Review the listing and copy each line that holds the word "Tape".
++++ Data provided ++++
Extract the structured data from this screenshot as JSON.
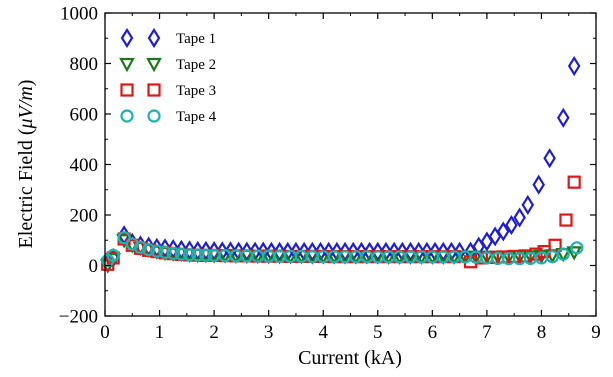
{
  "chart_data": {
    "type": "scatter",
    "xlabel": "Current (kA)",
    "ylabel": {
      "prefix": "Electric Field (",
      "mu": "μ",
      "unit": "V/m",
      "suffix": ")"
    },
    "xlim": [
      0,
      9
    ],
    "ylim": [
      -200,
      1000
    ],
    "x_ticks": [
      0,
      1,
      2,
      3,
      4,
      5,
      6,
      7,
      8,
      9
    ],
    "y_ticks": [
      -200,
      0,
      200,
      400,
      600,
      800,
      1000
    ],
    "x_tick_labels": [
      "0",
      "1",
      "2",
      "3",
      "4",
      "5",
      "6",
      "7",
      "8",
      "9"
    ],
    "y_tick_labels": [
      "−200",
      "0",
      "200",
      "400",
      "600",
      "800",
      "1000"
    ],
    "grid": false,
    "legend_position": "top-left",
    "series": [
      {
        "name": "Tape 1",
        "marker": "diamond",
        "color": "#1f1fcf",
        "points": [
          [
            0.05,
            10
          ],
          [
            0.15,
            30
          ],
          [
            0.35,
            120
          ],
          [
            0.5,
            90
          ],
          [
            0.65,
            80
          ],
          [
            0.8,
            75
          ],
          [
            0.95,
            70
          ],
          [
            1.1,
            68
          ],
          [
            1.25,
            65
          ],
          [
            1.4,
            62
          ],
          [
            1.55,
            60
          ],
          [
            1.7,
            58
          ],
          [
            1.85,
            58
          ],
          [
            2.0,
            57
          ],
          [
            2.15,
            56
          ],
          [
            2.3,
            56
          ],
          [
            2.45,
            55
          ],
          [
            2.6,
            55
          ],
          [
            2.75,
            55
          ],
          [
            2.9,
            55
          ],
          [
            3.05,
            54
          ],
          [
            3.2,
            54
          ],
          [
            3.35,
            54
          ],
          [
            3.5,
            54
          ],
          [
            3.65,
            54
          ],
          [
            3.8,
            54
          ],
          [
            3.95,
            54
          ],
          [
            4.1,
            54
          ],
          [
            4.25,
            54
          ],
          [
            4.4,
            54
          ],
          [
            4.55,
            54
          ],
          [
            4.7,
            54
          ],
          [
            4.85,
            54
          ],
          [
            5.0,
            54
          ],
          [
            5.15,
            54
          ],
          [
            5.3,
            54
          ],
          [
            5.45,
            54
          ],
          [
            5.6,
            54
          ],
          [
            5.75,
            54
          ],
          [
            5.9,
            54
          ],
          [
            6.05,
            54
          ],
          [
            6.2,
            54
          ],
          [
            6.35,
            54
          ],
          [
            6.5,
            54
          ],
          [
            6.7,
            55
          ],
          [
            6.85,
            75
          ],
          [
            7.0,
            95
          ],
          [
            7.15,
            115
          ],
          [
            7.3,
            135
          ],
          [
            7.45,
            160
          ],
          [
            7.6,
            190
          ],
          [
            7.75,
            240
          ],
          [
            7.95,
            320
          ],
          [
            8.15,
            425
          ],
          [
            8.4,
            585
          ],
          [
            8.6,
            790
          ]
        ]
      },
      {
        "name": "Tape 2",
        "marker": "triangle-down",
        "color": "#1a7a1a",
        "points": [
          [
            0.05,
            0
          ],
          [
            0.15,
            25
          ],
          [
            0.35,
            100
          ],
          [
            0.5,
            80
          ],
          [
            0.65,
            70
          ],
          [
            0.8,
            62
          ],
          [
            0.95,
            55
          ],
          [
            1.1,
            50
          ],
          [
            1.25,
            47
          ],
          [
            1.4,
            45
          ],
          [
            1.55,
            43
          ],
          [
            1.7,
            42
          ],
          [
            1.85,
            41
          ],
          [
            2.0,
            40
          ],
          [
            2.2,
            40
          ],
          [
            2.4,
            39
          ],
          [
            2.6,
            38
          ],
          [
            2.8,
            38
          ],
          [
            3.0,
            37
          ],
          [
            3.2,
            37
          ],
          [
            3.4,
            37
          ],
          [
            3.6,
            37
          ],
          [
            3.8,
            36
          ],
          [
            4.0,
            36
          ],
          [
            4.2,
            36
          ],
          [
            4.4,
            36
          ],
          [
            4.6,
            36
          ],
          [
            4.8,
            36
          ],
          [
            5.0,
            36
          ],
          [
            5.2,
            35
          ],
          [
            5.4,
            35
          ],
          [
            5.6,
            35
          ],
          [
            5.8,
            35
          ],
          [
            6.0,
            35
          ],
          [
            6.2,
            35
          ],
          [
            6.4,
            35
          ],
          [
            6.6,
            35
          ],
          [
            6.8,
            35
          ],
          [
            7.0,
            35
          ],
          [
            7.2,
            35
          ],
          [
            7.4,
            35
          ],
          [
            7.6,
            36
          ],
          [
            7.8,
            36
          ],
          [
            8.0,
            38
          ],
          [
            8.2,
            40
          ],
          [
            8.4,
            45
          ],
          [
            8.6,
            52
          ]
        ]
      },
      {
        "name": "Tape 3",
        "marker": "square",
        "color": "#e01515",
        "points": [
          [
            0.05,
            5
          ],
          [
            0.15,
            30
          ],
          [
            0.35,
            105
          ],
          [
            0.5,
            80
          ],
          [
            0.65,
            68
          ],
          [
            0.8,
            60
          ],
          [
            0.95,
            55
          ],
          [
            1.1,
            50
          ],
          [
            1.25,
            47
          ],
          [
            1.4,
            44
          ],
          [
            1.55,
            42
          ],
          [
            1.7,
            41
          ],
          [
            1.85,
            40
          ],
          [
            2.0,
            40
          ],
          [
            2.2,
            39
          ],
          [
            2.4,
            38
          ],
          [
            2.6,
            38
          ],
          [
            2.8,
            37
          ],
          [
            3.0,
            37
          ],
          [
            3.2,
            37
          ],
          [
            3.4,
            36
          ],
          [
            3.6,
            36
          ],
          [
            3.8,
            36
          ],
          [
            4.0,
            36
          ],
          [
            4.2,
            35
          ],
          [
            4.4,
            35
          ],
          [
            4.6,
            35
          ],
          [
            4.8,
            35
          ],
          [
            5.0,
            35
          ],
          [
            5.2,
            35
          ],
          [
            5.4,
            35
          ],
          [
            5.6,
            35
          ],
          [
            5.8,
            35
          ],
          [
            6.0,
            35
          ],
          [
            6.2,
            35
          ],
          [
            6.4,
            35
          ],
          [
            6.7,
            15
          ],
          [
            6.9,
            30
          ],
          [
            7.1,
            32
          ],
          [
            7.3,
            34
          ],
          [
            7.5,
            36
          ],
          [
            7.7,
            38
          ],
          [
            7.9,
            45
          ],
          [
            8.05,
            55
          ],
          [
            8.25,
            80
          ],
          [
            8.45,
            180
          ],
          [
            8.6,
            330
          ]
        ]
      },
      {
        "name": "Tape 4",
        "marker": "circle",
        "color": "#1fb2b2",
        "points": [
          [
            0.05,
            20
          ],
          [
            0.15,
            40
          ],
          [
            0.35,
            110
          ],
          [
            0.5,
            85
          ],
          [
            0.65,
            72
          ],
          [
            0.8,
            63
          ],
          [
            0.95,
            57
          ],
          [
            1.1,
            52
          ],
          [
            1.25,
            48
          ],
          [
            1.4,
            45
          ],
          [
            1.55,
            43
          ],
          [
            1.7,
            42
          ],
          [
            1.85,
            41
          ],
          [
            2.0,
            40
          ],
          [
            2.2,
            39
          ],
          [
            2.4,
            38
          ],
          [
            2.6,
            38
          ],
          [
            2.8,
            37
          ],
          [
            3.0,
            37
          ],
          [
            3.2,
            36
          ],
          [
            3.4,
            36
          ],
          [
            3.6,
            36
          ],
          [
            3.8,
            35
          ],
          [
            4.0,
            35
          ],
          [
            4.2,
            35
          ],
          [
            4.4,
            35
          ],
          [
            4.6,
            35
          ],
          [
            4.8,
            35
          ],
          [
            5.0,
            34
          ],
          [
            5.2,
            34
          ],
          [
            5.4,
            34
          ],
          [
            5.6,
            34
          ],
          [
            5.8,
            34
          ],
          [
            6.0,
            34
          ],
          [
            6.2,
            34
          ],
          [
            6.4,
            34
          ],
          [
            6.6,
            34
          ],
          [
            6.8,
            33
          ],
          [
            7.0,
            30
          ],
          [
            7.2,
            28
          ],
          [
            7.4,
            27
          ],
          [
            7.6,
            27
          ],
          [
            7.8,
            28
          ],
          [
            8.0,
            30
          ],
          [
            8.2,
            35
          ],
          [
            8.4,
            45
          ],
          [
            8.65,
            70
          ]
        ]
      }
    ]
  }
}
++++
Written answer:
        "name": "Tape 1",
        "name": "Tape 2",
        "name": "Tape 3",
        "name": "Tape 4",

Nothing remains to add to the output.